With respect to the issue, the case rapporteur ruled that it was not possible
to identify a direct relationship between payment of the attorneys’ fees and
proof as to the commission of the alleged criminal offense by the respondents.
To be sure, according to the Court’s decision, the defendants, in fact, had
access to other sources of income, including companies in the civil
construction segment, real-state and hotel projects through which their family
members could obtain the sums necessary to pay the respective attorneys’ fees.
The decision issued by the Minas Gerais State Court
of Justice went on to state, “The lower-court decision failed to demonstrate
the urgency of the document seizer request, nor did it sufficiently establish
the need to adopt the measure as a means to prevent evidence tampering or
destruction or demonstrate the alleged criminal offense. For this reason, the
Panel granted the ex-parte injunction.”[10]
Notwithstanding the fact that, the Administration of
Justice is, initially, public in nature, the role of the attorney is private. The attorney,
preferably, should represent the citizen, although, as part of its legal
relationship, a democratic State, in contrast to an authoritarian State, also,
in the case of judicial disputes, interacts with the citizen through his or her
attorney. It is clear, therefore, that the attorney should be
paid by the claimant and that the respective right to attorneys’ fees
falls within the private sphere. As part of the attorney’s private property,
the information regarding legal services fee agreements is
protected by the fundamental right of privacy. As such, there should not
be any obligation to disclose the object, amounts, or timetables agreed to with
the clients.
[1] In this light, with regard to the
imperative of legal representation by the attorney before the Public
Administration, Binding Judgment No. 5 of the Brazilian Federal Supreme Court –
STF is applicable, specifically: “The absence of a technical defense by an
attorney in disciplinary administrative proceedings does not violate the
Constitution.”
[2] In the Brazilian Civil Code, the power of attorney agreement is
governed by article 653 and following.
[3] Direct Action of Unconstitutionality – ADIn
1,127-8/DF, decision published in the Judicial Register – DJU of October 14,
1994.
[4] See Paulo Luiz Netto Lôbo, Comentários ao Estatuto da Advocacia e da
OAB, 3.ª ed. São Paulo: Saraiva, 2002, p. 133.
[5] On this point: “CIVIL
PROCEDURE. ENFORCEMENT OF LOSS-OF-SUIT FEES. COMPETING
STANDING PARTY AND LEGAL COUNSEL. ART. 24, § 1, OF LAW No. 8,906/94. PRECEDENT. ENFORCEMENT IN
PROCEEDING OTHER THAN PRINCIPAL. WITHOUT MERIT. VIOLATION OF ART. 589 OF BRAZILIAN CODE OF CIVIL PROCEDURE
(TEXT IN FORCE PRIOR TO LAW No. 11,232/05). INVERSION OF
LOSS-OF-SUIT ONUS. 1. The
case law of this Court has found that, pursuant to article 24, § 1, of Law No.

════════════════

OBJECTIVES:
(1) Answer these questions from the passage on attorneys' fees:
(a) Which court issued the decision quoted in the passage?
(b) Which article of the Brazilian Civil Code governs the power of attorney agreement?
(c) Which fundamental right protects information about legal services fee agreements?
(2) Please repeat the passage on attorneys' fees word for word, everything from "[1] In this" down to "2002, p. 133.".
The rows after the passage on attorneys' fees aren't needed for any of this work.

════════════════

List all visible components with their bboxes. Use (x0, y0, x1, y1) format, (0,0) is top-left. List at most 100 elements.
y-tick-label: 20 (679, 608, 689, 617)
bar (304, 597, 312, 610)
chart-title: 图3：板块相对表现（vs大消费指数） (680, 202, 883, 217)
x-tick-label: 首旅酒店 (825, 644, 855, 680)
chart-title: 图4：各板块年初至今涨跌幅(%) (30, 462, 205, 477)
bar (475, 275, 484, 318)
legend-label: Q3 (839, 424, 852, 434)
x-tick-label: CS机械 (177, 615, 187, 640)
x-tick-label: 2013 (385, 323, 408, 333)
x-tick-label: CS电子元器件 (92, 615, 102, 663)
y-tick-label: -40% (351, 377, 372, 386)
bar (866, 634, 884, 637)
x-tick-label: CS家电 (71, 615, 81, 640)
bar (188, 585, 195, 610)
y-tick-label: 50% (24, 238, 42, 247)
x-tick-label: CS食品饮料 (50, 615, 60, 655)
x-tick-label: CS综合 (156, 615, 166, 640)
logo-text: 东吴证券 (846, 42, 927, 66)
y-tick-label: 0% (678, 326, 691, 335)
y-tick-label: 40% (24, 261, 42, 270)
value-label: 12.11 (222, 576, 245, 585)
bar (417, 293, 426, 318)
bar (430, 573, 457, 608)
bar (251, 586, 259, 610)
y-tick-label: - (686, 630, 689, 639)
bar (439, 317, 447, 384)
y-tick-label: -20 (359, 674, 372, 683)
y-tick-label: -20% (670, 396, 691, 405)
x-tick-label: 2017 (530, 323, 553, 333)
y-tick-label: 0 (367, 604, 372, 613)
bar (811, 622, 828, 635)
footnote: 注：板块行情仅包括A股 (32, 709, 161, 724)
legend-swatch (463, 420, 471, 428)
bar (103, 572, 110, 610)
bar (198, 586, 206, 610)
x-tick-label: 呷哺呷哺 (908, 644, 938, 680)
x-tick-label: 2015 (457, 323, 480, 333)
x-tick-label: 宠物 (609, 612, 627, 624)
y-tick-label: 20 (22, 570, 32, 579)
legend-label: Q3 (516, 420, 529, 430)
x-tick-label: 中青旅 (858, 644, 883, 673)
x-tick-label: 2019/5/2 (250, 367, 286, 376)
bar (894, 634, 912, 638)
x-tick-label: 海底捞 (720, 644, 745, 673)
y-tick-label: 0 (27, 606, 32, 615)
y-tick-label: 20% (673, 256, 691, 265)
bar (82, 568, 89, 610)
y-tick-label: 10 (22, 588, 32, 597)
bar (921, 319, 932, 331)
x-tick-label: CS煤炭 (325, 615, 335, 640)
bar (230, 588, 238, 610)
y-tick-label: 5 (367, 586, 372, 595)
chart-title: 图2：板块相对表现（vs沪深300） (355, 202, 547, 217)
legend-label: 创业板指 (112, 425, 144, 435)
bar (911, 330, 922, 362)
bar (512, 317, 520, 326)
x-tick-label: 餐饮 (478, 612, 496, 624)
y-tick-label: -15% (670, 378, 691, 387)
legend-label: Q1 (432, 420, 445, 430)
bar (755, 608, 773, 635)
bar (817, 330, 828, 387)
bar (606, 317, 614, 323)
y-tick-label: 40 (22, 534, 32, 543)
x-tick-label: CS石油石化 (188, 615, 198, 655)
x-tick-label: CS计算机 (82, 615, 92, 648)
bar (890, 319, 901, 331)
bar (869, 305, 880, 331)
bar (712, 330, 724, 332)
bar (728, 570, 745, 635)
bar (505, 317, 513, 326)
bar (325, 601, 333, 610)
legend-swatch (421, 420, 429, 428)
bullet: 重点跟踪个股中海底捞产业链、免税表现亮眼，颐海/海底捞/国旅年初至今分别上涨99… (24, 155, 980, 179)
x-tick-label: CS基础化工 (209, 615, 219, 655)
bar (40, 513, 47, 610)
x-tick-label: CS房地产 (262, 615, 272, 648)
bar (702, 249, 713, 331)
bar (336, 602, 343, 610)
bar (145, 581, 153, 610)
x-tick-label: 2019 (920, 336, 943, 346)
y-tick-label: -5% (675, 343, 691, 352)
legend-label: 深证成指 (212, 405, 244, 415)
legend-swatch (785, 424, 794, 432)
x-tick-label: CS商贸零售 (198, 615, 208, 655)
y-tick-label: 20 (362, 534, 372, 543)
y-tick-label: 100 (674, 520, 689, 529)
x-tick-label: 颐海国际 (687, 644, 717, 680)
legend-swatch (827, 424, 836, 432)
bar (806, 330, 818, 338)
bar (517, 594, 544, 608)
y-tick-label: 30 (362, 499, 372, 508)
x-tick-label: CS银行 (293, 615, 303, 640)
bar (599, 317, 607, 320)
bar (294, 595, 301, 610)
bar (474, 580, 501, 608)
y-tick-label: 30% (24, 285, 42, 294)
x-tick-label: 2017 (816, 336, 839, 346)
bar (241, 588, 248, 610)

════════════════

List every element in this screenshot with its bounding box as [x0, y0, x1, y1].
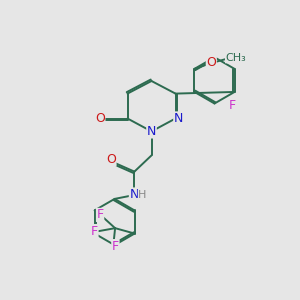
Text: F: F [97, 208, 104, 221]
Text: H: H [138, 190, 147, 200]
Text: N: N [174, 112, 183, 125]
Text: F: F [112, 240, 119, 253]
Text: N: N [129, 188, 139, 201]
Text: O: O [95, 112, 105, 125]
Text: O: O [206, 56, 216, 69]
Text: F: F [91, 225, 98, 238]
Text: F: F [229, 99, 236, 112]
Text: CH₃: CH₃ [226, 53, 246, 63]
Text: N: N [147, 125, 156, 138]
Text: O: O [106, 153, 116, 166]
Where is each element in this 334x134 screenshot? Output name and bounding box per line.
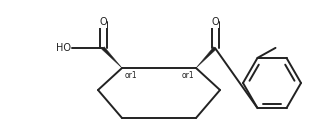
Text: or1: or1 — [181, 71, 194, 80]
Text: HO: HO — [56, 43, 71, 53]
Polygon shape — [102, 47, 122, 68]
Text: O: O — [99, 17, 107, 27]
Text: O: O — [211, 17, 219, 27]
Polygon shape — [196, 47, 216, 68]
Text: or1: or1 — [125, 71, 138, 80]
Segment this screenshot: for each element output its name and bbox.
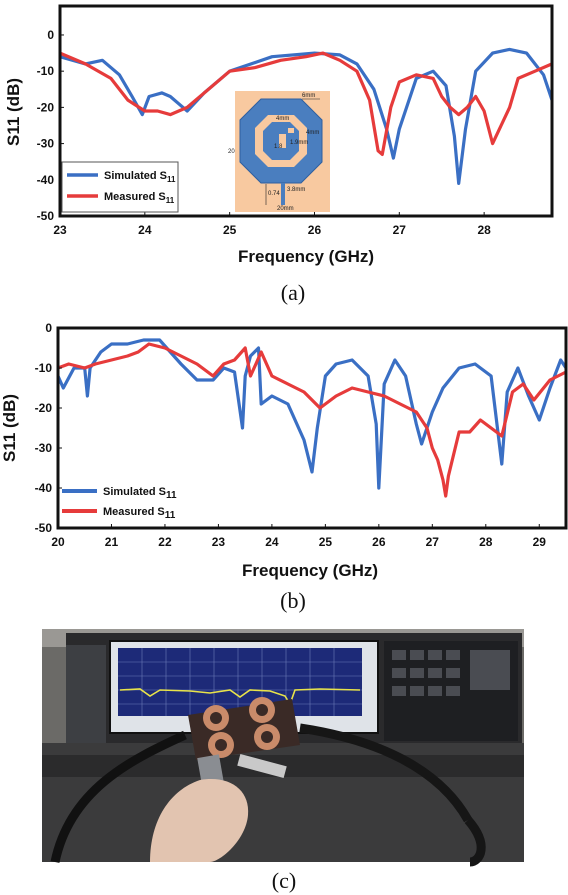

════════════════

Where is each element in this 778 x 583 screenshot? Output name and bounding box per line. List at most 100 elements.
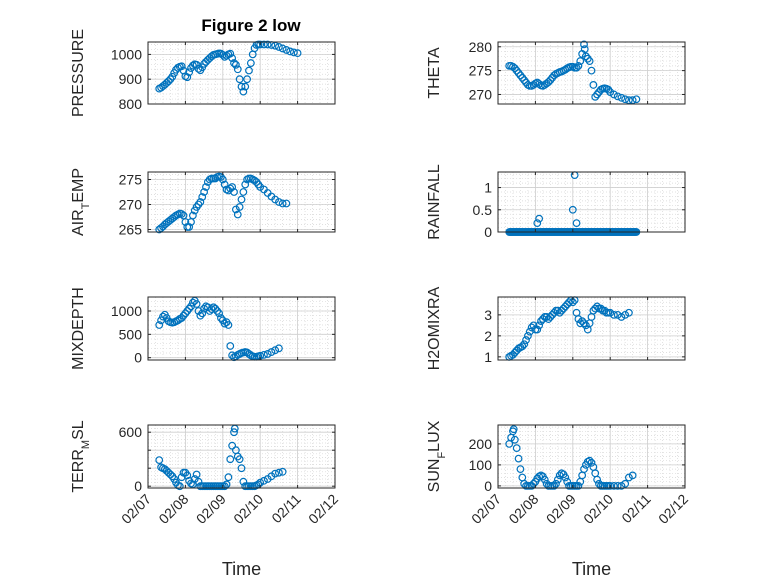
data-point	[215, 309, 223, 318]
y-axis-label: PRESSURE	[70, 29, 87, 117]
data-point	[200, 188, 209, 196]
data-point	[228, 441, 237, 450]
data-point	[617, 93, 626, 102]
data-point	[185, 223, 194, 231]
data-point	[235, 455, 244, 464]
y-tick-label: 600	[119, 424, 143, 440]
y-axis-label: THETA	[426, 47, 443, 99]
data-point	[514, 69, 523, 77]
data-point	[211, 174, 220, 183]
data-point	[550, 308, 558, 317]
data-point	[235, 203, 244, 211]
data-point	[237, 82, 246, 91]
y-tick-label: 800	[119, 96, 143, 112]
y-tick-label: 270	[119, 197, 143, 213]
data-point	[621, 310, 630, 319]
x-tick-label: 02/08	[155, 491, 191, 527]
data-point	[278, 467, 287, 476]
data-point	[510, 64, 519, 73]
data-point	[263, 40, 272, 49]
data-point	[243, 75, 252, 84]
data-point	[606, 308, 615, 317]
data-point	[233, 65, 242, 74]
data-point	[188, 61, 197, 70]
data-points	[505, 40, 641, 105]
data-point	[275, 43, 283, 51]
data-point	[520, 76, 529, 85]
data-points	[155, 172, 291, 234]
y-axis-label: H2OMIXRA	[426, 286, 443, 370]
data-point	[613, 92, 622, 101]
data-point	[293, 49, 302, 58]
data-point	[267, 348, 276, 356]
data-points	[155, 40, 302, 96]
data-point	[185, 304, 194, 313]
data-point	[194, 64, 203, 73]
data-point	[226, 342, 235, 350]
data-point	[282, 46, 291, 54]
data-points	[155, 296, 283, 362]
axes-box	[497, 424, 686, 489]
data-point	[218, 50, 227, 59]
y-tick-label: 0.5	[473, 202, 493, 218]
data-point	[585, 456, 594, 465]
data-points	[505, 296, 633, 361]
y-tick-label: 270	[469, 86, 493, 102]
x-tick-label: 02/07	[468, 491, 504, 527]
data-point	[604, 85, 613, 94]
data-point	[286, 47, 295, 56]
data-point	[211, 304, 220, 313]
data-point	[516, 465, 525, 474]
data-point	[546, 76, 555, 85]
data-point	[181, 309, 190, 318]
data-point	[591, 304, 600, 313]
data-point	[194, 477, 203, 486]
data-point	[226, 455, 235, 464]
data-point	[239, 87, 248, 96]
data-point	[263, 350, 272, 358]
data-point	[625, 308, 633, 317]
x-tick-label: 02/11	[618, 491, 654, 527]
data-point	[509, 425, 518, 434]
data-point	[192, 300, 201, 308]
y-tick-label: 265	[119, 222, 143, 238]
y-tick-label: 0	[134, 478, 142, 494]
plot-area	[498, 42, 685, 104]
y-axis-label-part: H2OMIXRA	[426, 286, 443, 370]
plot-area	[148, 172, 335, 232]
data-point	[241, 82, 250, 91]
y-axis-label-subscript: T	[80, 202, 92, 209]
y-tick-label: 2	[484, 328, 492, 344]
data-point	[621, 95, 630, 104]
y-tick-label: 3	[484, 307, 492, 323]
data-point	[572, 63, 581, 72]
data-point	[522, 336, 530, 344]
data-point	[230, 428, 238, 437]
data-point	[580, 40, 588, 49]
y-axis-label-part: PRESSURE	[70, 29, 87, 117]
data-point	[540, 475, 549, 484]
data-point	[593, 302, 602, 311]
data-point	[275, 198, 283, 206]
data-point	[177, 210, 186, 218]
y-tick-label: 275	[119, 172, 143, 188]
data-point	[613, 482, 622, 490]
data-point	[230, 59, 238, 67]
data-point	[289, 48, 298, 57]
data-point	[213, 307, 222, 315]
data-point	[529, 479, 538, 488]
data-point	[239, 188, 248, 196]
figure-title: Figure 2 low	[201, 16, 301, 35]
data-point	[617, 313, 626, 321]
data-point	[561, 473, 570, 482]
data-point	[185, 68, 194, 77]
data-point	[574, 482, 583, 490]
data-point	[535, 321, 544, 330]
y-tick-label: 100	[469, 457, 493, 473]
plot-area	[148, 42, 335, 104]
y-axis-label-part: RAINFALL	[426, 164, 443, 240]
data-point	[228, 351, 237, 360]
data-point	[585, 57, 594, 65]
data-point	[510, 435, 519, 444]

════════════════

EXPECTED OUTPUTS:
(1)
(a) The Minas Gerais State Court of Justice.
(b) Article 653 and following.
(c) The right of privacy.

(2)
[1] In this light, with regard to the
imperative of legal representation by the attorney before the Public
Administration, Binding Judgment No. 5 of the Brazilian Federal Supreme Court –
STF is applicable, specifically: “The absence of a technical defense by an
attorney in disciplinary administrative proceedings does not violate the
Constitution.”
[2] In the Brazilian Civil Code, the power of attorney agreement is
governed by article 653 and following.
[3] Direct Action of Unconstitutionality – ADIn
1,127-8/DF, decision published in the Judicial Register – DJU of October 14,
1994.
[4] See Paulo Luiz Netto Lôbo, Comentários ao Estatuto da Advocacia e da
OAB, 3.ª ed. São Paulo: Saraiva, 2002, p. 133.